# AIM OF THE TASK
Gather all lines from the material that contain the word "IRON".

# GIVEN DATA start

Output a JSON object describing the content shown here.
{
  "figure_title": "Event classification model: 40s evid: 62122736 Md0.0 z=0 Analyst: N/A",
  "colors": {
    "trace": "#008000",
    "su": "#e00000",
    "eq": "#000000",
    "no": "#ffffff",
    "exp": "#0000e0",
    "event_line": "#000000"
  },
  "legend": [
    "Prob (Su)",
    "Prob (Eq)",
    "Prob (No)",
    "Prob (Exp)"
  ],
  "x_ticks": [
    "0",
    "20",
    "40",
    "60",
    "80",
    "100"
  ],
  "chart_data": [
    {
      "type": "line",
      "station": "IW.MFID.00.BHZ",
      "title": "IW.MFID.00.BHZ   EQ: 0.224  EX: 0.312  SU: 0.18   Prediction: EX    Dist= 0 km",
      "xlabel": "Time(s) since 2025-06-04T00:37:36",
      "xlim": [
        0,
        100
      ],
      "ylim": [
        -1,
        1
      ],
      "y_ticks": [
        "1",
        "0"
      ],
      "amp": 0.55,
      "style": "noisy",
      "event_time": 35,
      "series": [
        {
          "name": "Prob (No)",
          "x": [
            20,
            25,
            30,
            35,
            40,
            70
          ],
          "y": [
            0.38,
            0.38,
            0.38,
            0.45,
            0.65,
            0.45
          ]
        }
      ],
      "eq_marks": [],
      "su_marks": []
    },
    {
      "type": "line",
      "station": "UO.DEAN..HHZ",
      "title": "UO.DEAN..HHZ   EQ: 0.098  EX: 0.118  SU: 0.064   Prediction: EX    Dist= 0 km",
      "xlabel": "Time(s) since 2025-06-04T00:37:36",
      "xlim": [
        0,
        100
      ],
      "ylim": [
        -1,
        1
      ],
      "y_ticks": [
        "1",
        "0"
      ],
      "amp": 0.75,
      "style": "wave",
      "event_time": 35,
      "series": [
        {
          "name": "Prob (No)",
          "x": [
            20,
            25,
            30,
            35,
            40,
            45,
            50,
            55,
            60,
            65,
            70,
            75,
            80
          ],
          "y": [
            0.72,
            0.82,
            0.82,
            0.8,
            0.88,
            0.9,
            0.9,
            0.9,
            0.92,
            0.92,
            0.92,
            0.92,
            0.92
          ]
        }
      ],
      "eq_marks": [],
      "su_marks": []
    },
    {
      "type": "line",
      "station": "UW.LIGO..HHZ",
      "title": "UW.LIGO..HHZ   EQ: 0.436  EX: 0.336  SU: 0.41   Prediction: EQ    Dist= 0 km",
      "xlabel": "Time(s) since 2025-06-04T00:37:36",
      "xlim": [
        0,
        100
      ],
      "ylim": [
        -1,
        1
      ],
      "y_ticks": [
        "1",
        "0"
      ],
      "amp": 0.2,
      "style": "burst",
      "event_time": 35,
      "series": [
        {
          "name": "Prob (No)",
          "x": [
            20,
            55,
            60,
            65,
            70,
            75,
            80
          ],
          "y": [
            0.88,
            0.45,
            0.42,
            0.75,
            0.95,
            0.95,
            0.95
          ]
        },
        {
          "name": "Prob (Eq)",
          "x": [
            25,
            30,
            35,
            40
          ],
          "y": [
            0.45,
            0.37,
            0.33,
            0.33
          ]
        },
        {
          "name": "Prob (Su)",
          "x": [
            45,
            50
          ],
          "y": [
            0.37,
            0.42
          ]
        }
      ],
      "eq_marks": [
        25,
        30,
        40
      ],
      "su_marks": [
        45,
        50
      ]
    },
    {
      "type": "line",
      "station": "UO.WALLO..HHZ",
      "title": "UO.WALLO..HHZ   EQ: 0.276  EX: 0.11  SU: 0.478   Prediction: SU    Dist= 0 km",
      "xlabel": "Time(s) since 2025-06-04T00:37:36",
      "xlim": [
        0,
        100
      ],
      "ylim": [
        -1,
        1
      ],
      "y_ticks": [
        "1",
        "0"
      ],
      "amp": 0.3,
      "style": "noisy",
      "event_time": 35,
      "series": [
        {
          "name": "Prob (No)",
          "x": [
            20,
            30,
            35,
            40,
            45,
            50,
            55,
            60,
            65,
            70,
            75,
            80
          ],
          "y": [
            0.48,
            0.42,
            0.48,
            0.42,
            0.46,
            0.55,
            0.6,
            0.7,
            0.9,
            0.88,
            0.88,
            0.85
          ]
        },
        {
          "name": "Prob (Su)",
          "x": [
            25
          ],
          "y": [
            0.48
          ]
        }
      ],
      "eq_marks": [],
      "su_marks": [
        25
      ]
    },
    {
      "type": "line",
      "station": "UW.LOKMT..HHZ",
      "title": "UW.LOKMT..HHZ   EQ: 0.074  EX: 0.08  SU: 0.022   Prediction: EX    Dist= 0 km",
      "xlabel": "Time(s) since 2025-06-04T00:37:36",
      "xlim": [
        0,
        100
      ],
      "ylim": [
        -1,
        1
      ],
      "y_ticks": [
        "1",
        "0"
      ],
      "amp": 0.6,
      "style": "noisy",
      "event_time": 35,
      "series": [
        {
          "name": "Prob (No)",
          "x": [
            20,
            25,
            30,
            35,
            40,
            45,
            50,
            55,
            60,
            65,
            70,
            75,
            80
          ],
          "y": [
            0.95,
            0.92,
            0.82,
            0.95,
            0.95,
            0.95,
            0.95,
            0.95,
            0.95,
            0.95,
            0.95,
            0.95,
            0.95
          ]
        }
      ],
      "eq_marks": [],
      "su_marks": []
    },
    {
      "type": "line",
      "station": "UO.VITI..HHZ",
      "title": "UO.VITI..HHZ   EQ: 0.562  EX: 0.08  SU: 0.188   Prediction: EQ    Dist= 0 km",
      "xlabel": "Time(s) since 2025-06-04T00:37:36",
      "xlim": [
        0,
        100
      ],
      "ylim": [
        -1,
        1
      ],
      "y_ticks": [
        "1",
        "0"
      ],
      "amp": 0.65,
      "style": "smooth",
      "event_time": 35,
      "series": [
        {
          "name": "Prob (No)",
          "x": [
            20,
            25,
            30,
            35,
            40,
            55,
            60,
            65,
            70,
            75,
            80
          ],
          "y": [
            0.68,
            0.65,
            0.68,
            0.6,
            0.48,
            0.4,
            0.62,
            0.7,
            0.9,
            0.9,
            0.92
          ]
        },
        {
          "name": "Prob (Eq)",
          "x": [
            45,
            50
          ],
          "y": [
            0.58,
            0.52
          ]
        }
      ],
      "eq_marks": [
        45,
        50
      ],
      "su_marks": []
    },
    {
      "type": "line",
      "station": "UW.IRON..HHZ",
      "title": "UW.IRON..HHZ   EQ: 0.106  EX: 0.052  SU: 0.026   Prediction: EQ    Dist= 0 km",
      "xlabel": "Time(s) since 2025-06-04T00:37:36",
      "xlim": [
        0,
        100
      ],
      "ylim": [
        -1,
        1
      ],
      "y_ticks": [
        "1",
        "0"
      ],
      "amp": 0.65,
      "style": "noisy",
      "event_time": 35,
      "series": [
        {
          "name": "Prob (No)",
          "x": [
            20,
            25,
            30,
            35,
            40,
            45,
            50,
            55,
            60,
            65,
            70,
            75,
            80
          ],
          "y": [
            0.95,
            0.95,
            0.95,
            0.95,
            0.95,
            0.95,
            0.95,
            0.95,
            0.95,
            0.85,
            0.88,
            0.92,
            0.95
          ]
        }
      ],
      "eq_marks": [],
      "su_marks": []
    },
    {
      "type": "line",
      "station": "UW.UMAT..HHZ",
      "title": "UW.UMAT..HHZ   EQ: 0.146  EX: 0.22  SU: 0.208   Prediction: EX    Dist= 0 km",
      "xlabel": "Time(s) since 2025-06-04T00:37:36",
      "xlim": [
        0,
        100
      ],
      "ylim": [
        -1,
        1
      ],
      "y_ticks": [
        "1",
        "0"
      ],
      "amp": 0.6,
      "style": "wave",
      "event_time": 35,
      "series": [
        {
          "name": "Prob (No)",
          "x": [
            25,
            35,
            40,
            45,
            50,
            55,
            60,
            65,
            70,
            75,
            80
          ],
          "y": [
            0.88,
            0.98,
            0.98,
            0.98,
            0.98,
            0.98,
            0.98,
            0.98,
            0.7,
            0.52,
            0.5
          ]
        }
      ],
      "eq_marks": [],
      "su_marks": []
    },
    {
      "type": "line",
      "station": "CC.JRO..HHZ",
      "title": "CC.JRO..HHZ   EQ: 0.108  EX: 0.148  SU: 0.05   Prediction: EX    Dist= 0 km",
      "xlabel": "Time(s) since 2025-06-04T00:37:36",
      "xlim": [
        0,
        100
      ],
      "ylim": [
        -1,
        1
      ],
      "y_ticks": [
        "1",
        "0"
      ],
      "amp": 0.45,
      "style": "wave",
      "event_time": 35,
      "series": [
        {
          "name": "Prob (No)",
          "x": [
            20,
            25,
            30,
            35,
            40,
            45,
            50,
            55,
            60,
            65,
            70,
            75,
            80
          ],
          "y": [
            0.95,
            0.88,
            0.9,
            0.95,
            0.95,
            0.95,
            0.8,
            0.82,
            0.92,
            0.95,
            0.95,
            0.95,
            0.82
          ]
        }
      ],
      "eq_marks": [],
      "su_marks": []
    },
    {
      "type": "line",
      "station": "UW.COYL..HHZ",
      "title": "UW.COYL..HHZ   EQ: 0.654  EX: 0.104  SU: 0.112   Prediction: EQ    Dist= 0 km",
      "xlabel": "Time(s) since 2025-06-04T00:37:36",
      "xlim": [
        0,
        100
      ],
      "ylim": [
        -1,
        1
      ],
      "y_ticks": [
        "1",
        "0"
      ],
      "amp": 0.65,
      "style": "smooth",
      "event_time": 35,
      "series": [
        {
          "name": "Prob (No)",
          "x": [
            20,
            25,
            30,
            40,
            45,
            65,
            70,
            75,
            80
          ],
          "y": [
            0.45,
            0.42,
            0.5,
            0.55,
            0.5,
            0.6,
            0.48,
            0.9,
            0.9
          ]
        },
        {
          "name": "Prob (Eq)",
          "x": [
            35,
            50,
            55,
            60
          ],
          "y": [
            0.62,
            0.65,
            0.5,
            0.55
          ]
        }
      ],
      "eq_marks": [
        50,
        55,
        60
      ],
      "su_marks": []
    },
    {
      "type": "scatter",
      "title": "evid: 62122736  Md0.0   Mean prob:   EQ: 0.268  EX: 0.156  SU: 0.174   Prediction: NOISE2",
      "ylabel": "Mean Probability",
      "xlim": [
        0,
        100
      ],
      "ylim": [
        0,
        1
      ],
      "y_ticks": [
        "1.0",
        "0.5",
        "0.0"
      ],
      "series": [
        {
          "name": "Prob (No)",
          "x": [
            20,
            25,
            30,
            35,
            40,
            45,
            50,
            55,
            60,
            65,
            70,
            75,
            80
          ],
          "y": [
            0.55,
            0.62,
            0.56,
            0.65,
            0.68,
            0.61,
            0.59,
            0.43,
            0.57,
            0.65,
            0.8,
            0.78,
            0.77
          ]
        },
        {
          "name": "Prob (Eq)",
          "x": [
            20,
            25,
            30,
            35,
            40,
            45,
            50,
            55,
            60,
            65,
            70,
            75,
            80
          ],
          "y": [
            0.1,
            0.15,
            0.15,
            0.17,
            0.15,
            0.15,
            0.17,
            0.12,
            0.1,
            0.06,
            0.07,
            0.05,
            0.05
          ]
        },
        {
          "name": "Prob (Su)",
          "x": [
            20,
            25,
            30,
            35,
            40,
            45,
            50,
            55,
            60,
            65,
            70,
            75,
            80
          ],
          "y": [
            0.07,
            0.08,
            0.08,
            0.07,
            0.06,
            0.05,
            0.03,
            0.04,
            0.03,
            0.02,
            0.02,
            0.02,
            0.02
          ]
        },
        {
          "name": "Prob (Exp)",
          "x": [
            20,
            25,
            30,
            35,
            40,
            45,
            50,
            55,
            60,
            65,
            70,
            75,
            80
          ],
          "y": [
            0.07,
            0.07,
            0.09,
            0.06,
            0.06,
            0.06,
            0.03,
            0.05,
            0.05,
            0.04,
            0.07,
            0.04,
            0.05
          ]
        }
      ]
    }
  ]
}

# GIVEN DATA end

# SOLUTION TO THIS PROBLEM
      "station": "UW.IRON..HHZ",
      "title": "UW.IRON..HHZ   EQ: 0.106  EX: 0.052  SU: 0.026   Prediction: EQ    Dist= 0 km",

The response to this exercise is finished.